====== INFORMATION PROVIDED ======
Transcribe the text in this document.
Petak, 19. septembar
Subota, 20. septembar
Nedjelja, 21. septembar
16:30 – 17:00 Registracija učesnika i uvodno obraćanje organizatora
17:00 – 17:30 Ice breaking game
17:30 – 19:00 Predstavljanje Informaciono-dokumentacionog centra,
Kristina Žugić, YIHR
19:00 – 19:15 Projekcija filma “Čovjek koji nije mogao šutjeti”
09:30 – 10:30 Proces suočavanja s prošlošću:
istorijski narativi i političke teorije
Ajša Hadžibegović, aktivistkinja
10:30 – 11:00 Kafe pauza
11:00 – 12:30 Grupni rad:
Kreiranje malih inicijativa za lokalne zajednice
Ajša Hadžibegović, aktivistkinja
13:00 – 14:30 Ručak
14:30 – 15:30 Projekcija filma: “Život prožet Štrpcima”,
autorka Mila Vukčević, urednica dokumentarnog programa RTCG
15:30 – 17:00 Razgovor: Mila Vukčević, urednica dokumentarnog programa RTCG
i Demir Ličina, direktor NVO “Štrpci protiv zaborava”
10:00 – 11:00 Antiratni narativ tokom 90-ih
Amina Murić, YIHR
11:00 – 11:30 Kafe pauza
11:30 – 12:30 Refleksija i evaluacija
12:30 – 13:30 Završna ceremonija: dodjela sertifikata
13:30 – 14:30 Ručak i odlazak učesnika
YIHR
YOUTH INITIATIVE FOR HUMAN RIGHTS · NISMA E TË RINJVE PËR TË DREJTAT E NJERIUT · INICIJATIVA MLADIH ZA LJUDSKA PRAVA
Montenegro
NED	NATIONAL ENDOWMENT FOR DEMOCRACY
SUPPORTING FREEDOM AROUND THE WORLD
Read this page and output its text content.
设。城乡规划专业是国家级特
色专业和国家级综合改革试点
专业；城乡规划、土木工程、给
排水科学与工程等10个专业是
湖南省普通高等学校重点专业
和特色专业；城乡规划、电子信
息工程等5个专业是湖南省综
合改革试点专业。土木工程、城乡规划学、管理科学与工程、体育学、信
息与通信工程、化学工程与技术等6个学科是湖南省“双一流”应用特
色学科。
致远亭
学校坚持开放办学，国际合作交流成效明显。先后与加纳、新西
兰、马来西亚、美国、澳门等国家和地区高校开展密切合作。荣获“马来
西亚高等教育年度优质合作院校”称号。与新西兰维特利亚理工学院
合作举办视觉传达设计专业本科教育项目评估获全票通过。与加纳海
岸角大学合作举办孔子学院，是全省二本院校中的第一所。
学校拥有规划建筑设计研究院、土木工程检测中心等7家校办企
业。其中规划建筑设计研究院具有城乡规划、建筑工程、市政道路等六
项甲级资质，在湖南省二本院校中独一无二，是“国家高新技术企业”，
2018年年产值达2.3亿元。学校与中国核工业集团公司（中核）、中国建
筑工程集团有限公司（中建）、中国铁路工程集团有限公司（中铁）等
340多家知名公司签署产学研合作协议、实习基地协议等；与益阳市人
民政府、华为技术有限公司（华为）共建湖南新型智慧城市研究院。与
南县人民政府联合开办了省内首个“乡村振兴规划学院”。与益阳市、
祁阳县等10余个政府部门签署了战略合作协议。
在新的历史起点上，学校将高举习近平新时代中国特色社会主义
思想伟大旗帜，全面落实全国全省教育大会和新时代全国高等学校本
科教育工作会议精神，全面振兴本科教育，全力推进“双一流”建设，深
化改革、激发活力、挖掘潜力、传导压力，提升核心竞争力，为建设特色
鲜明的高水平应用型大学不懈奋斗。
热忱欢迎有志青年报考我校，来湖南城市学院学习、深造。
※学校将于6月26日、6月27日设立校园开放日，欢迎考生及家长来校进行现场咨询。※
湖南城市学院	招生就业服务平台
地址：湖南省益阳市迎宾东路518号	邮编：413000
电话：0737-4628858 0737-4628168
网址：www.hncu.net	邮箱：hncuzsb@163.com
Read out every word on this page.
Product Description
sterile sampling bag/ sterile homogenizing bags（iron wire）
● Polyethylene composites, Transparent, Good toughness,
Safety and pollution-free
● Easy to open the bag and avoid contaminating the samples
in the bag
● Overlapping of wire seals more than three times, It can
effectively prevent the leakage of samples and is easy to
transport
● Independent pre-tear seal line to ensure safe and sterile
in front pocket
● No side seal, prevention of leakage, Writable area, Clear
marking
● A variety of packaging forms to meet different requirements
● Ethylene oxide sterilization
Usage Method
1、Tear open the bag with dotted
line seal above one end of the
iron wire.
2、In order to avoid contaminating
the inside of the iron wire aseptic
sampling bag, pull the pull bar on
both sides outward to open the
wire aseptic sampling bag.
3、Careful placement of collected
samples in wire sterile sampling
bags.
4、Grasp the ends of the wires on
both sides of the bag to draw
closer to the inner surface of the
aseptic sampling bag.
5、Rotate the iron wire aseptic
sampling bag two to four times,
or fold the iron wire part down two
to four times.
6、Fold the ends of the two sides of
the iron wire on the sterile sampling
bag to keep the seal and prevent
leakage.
======
#### PROBLEM STATEMENT
All of the entries above need to be reproduced exactly.

#### WRITTEN ANSWER
Transcribe the text in this document.
Petak, 19. septembar
Subota, 20. septembar
Nedjelja, 21. septembar
16:30 – 17:00 Registracija učesnika i uvodno obraćanje organizatora
17:00 – 17:30 Ice breaking game
17:30 – 19:00 Predstavljanje Informaciono-dokumentacionog centra,
Kristina Žugić, YIHR
19:00 – 19:15 Projekcija filma “Čovjek koji nije mogao šutjeti”
09:30 – 10:30 Proces suočavanja s prošlošću:
istorijski narativi i političke teorije
Ajša Hadžibegović, aktivistkinja
10:30 – 11:00 Kafe pauza
11:00 – 12:30 Grupni rad:
Kreiranje malih inicijativa za lokalne zajednice
Ajša Hadžibegović, aktivistkinja
13:00 – 14:30 Ručak
14:30 – 15:30 Projekcija filma: “Život prožet Štrpcima”,
autorka Mila Vukčević, urednica dokumentarnog programa RTCG
15:30 – 17:00 Razgovor: Mila Vukčević, urednica dokumentarnog programa RTCG
i Demir Ličina, direktor NVO “Štrpci protiv zaborava”
10:00 – 11:00 Antiratni narativ tokom 90-ih
Amina Murić, YIHR
11:00 – 11:30 Kafe pauza
11:30 – 12:30 Refleksija i evaluacija
12:30 – 13:30 Završna ceremonija: dodjela sertifikata
13:30 – 14:30 Ručak i odlazak učesnika
YIHR
YOUTH INITIATIVE FOR HUMAN RIGHTS · NISMA E TË RINJVE PËR TË DREJTAT E NJERIUT · INICIJATIVA MLADIH ZA LJUDSKA PRAVA
Montenegro
NED	NATIONAL ENDOWMENT FOR DEMOCRACY
SUPPORTING FREEDOM AROUND THE WORLD
Read this page and output its text content.
设。城乡规划专业是国家级特
色专业和国家级综合改革试点
专业；城乡规划、土木工程、给
排水科学与工程等10个专业是
湖南省普通高等学校重点专业
和特色专业；城乡规划、电子信
息工程等5个专业是湖南省综
合改革试点专业。土木工程、城乡规划学、管理科学与工程、体育学、信
息与通信工程、化学工程与技术等6个学科是湖南省“双一流”应用特
色学科。
致远亭
学校坚持开放办学，国际合作交流成效明显。先后与加纳、新西
兰、马来西亚、美国、澳门等国家和地区高校开展密切合作。荣获“马来
西亚高等教育年度优质合作院校”称号。与新西兰维特利亚理工学院
合作举办视觉传达设计专业本科教育项目评估获全票通过。与加纳海
岸角大学合作举办孔子学院，是全省二本院校中的第一所。
学校拥有规划建筑设计研究院、土木工程检测中心等7家校办企
业。其中规划建筑设计研究院具有城乡规划、建筑工程、市政道路等六
项甲级资质，在湖南省二本院校中独一无二，是“国家高新技术企业”，
2018年年产值达2.3亿元。学校与中国核工业集团公司（中核）、中国建
筑工程集团有限公司（中建）、中国铁路工程集团有限公司（中铁）等
340多家知名公司签署产学研合作协议、实习基地协议等；与益阳市人
民政府、华为技术有限公司（华为）共建湖南新型智慧城市研究院。与
南县人民政府联合开办了省内首个“乡村振兴规划学院”。与益阳市、
祁阳县等10余个政府部门签署了战略合作协议。
在新的历史起点上，学校将高举习近平新时代中国特色社会主义
思想伟大旗帜，全面落实全国全省教育大会和新时代全国高等学校本
科教育工作会议精神，全面振兴本科教育，全力推进“双一流”建设，深
化改革、激发活力、挖掘潜力、传导压力，提升核心竞争力，为建设特色
鲜明的高水平应用型大学不懈奋斗。
热忱欢迎有志青年报考我校，来湖南城市学院学习、深造。
※学校将于6月26日、6月27日设立校园开放日，欢迎考生及家长来校进行现场咨询。※
湖南城市学院	招生就业服务平台
地址：湖南省益阳市迎宾东路518号	邮编：413000
电话：0737-4628858 0737-4628168
网址：www.hncu.net	邮箱：hncuzsb@163.com
Read out every word on this page.
Product Description
sterile sampling bag/ sterile homogenizing bags（iron wire）
● Polyethylene composites, Transparent, Good toughness,
Safety and pollution-free
● Easy to open the bag and avoid contaminating the samples
in the bag
● Overlapping of wire seals more than three times, It can
effectively prevent the leakage of samples and is easy to
transport
● Independent pre-tear seal line to ensure safe and sterile
in front pocket
● No side seal, prevention of leakage, Writable area, Clear
marking
● A variety of packaging forms to meet different requirements
● Ethylene oxide sterilization
Usage Method
1、Tear open the bag with dotted
line seal above one end of the
iron wire.
2、In order to avoid contaminating
the inside of the iron wire aseptic
sampling bag, pull the pull bar on
both sides outward to open the
wire aseptic sampling bag.
3、Careful placement of collected
samples in wire sterile sampling
bags.
4、Grasp the ends of the wires on
both sides of the bag to draw
closer to the inner surface of the
aseptic sampling bag.
5、Rotate the iron wire aseptic
sampling bag two to four times,
or fold the iron wire part down two
to four times.
6、Fold the ends of the two sides of
the iron wire on the sterile sampling
bag to keep the seal and prevent
leakage.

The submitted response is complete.